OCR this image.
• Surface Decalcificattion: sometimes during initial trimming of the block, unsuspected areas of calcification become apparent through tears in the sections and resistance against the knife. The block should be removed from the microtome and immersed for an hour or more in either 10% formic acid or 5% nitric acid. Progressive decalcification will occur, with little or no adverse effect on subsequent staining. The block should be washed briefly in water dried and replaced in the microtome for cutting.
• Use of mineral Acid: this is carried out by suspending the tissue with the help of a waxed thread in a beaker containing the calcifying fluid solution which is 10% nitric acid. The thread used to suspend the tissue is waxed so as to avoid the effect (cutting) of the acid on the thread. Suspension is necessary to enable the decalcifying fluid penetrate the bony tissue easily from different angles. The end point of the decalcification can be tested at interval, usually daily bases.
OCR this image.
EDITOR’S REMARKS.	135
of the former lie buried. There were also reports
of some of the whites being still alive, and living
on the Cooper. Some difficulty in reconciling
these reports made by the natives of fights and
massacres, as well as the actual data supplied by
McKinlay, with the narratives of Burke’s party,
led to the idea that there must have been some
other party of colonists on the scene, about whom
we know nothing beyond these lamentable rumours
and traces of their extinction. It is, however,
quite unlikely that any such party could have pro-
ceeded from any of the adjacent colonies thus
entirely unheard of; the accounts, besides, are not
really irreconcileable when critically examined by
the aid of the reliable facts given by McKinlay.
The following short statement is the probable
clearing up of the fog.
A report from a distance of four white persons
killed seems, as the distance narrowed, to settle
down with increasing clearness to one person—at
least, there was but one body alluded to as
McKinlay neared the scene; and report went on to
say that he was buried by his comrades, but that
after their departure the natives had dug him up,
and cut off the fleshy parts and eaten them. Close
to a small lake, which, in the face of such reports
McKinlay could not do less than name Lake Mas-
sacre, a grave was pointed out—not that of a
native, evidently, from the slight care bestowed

- Task prompt
All of the data needs to be printed once more, exactly.

- Answer to the problem
OCR this image.
• Surface Decalcificattion: sometimes during initial trimming of the block, unsuspected areas of calcification become apparent through tears in the sections and resistance against the knife. The block should be removed from the microtome and immersed for an hour or more in either 10% formic acid or 5% nitric acid. Progressive decalcification will occur, with little or no adverse effect on subsequent staining. The block should be washed briefly in water dried and replaced in the microtome for cutting.
• Use of mineral Acid: this is carried out by suspending the tissue with the help of a waxed thread in a beaker containing the calcifying fluid solution which is 10% nitric acid. The thread used to suspend the tissue is waxed so as to avoid the effect (cutting) of the acid on the thread. Suspension is necessary to enable the decalcifying fluid penetrate the bony tissue easily from different angles. The end point of the decalcification can be tested at interval, usually daily bases.
OCR this image.
EDITOR’S REMARKS.	135
of the former lie buried. There were also reports
of some of the whites being still alive, and living
on the Cooper. Some difficulty in reconciling
these reports made by the natives of fights and
massacres, as well as the actual data supplied by
McKinlay, with the narratives of Burke’s party,
led to the idea that there must have been some
other party of colonists on the scene, about whom
we know nothing beyond these lamentable rumours
and traces of their extinction. It is, however,
quite unlikely that any such party could have pro-
ceeded from any of the adjacent colonies thus
entirely unheard of; the accounts, besides, are not
really irreconcileable when critically examined by
the aid of the reliable facts given by McKinlay.
The following short statement is the probable
clearing up of the fog.
A report from a distance of four white persons
killed seems, as the distance narrowed, to settle
down with increasing clearness to one person—at
least, there was but one body alluded to as
McKinlay neared the scene; and report went on to
say that he was buried by his comrades, but that
after their departure the natives had dug him up,
and cut off the fleshy parts and eaten them. Close
to a small lake, which, in the face of such reports
McKinlay could not do less than name Lake Mas-
sacre, a grave was pointed out—not that of a
native, evidently, from the slight care bestowed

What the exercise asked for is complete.